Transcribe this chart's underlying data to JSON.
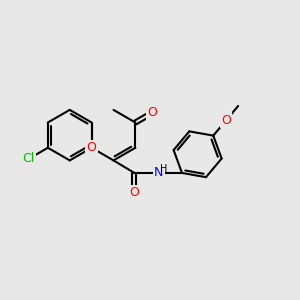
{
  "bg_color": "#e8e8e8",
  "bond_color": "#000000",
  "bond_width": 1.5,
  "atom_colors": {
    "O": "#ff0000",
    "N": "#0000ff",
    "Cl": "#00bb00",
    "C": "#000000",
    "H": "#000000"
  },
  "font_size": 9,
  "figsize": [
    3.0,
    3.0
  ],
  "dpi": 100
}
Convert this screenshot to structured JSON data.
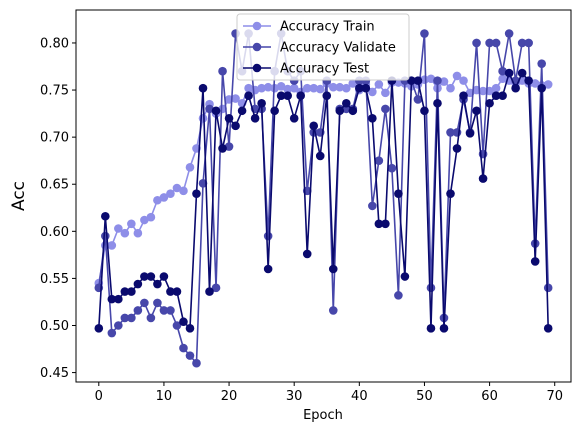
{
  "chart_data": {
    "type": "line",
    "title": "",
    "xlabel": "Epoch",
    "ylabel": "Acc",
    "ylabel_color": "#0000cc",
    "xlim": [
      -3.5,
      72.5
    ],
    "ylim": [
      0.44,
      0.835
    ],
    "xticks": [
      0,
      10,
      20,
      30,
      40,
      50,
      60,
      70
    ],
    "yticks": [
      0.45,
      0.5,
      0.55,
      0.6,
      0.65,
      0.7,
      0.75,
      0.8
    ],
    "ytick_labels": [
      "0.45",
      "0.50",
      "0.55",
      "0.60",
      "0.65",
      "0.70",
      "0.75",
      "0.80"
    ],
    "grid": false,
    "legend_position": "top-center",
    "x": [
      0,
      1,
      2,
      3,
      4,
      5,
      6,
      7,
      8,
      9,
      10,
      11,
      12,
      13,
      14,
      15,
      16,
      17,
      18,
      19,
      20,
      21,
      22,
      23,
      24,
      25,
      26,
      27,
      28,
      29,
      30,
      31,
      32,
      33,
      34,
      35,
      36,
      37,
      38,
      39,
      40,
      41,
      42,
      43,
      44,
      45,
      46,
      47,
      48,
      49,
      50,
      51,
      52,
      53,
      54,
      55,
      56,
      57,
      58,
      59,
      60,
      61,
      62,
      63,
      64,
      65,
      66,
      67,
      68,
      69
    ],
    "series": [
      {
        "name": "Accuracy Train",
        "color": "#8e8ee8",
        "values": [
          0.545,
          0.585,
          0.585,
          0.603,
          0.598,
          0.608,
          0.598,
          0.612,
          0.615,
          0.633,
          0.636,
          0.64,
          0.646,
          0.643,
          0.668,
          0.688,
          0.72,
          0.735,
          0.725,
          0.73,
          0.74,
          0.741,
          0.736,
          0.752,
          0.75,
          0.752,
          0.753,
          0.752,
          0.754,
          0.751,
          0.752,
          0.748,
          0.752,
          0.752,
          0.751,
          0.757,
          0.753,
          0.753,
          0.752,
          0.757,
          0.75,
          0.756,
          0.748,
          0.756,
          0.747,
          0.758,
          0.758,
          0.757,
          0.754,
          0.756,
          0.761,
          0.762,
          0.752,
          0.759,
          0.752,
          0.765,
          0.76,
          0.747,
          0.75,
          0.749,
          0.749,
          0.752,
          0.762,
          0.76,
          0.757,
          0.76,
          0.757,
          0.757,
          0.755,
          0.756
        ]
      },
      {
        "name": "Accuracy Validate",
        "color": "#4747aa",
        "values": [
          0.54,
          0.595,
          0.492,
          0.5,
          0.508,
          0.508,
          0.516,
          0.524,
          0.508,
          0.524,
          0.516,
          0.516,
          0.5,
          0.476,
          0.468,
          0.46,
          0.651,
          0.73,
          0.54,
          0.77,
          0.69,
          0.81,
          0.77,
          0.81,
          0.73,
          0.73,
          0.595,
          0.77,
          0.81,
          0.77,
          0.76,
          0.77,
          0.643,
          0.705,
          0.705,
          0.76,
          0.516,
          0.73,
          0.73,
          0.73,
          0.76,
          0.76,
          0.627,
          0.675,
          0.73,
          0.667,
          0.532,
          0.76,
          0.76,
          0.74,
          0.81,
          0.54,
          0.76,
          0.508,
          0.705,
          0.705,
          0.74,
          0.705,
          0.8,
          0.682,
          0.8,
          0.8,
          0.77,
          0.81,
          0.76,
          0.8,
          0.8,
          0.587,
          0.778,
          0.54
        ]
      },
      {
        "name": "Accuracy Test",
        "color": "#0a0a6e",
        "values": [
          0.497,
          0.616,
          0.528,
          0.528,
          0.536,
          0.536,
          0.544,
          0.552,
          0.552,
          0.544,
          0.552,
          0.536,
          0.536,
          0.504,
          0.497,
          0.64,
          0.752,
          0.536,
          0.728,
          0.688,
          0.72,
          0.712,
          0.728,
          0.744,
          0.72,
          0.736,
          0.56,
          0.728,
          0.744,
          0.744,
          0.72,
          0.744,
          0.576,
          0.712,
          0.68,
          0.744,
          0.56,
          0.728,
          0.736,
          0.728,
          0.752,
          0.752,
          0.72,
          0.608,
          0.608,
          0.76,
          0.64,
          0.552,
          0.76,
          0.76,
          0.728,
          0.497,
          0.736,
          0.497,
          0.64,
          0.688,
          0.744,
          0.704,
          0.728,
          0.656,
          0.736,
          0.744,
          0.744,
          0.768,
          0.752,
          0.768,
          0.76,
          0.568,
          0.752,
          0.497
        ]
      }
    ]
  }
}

+++

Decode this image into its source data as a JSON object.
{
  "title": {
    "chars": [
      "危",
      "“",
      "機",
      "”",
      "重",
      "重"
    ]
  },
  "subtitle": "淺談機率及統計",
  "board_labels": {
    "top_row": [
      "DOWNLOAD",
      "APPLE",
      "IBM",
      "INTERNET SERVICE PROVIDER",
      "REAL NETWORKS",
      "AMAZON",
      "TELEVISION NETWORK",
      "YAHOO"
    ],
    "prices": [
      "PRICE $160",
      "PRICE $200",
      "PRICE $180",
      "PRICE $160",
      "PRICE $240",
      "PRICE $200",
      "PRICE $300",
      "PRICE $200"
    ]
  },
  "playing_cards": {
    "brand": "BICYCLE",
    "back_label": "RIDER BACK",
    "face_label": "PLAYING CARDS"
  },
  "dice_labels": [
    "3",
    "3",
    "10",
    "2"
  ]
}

+++

**Short exercise:** Locate the lines above that hold the word "this". Show every one of them.

**Exercise result:**
Transcribe this chart's underlying data to JSON.
Convert this screenshot to structured JSON data.
Decode this image into its source data as a JSON object.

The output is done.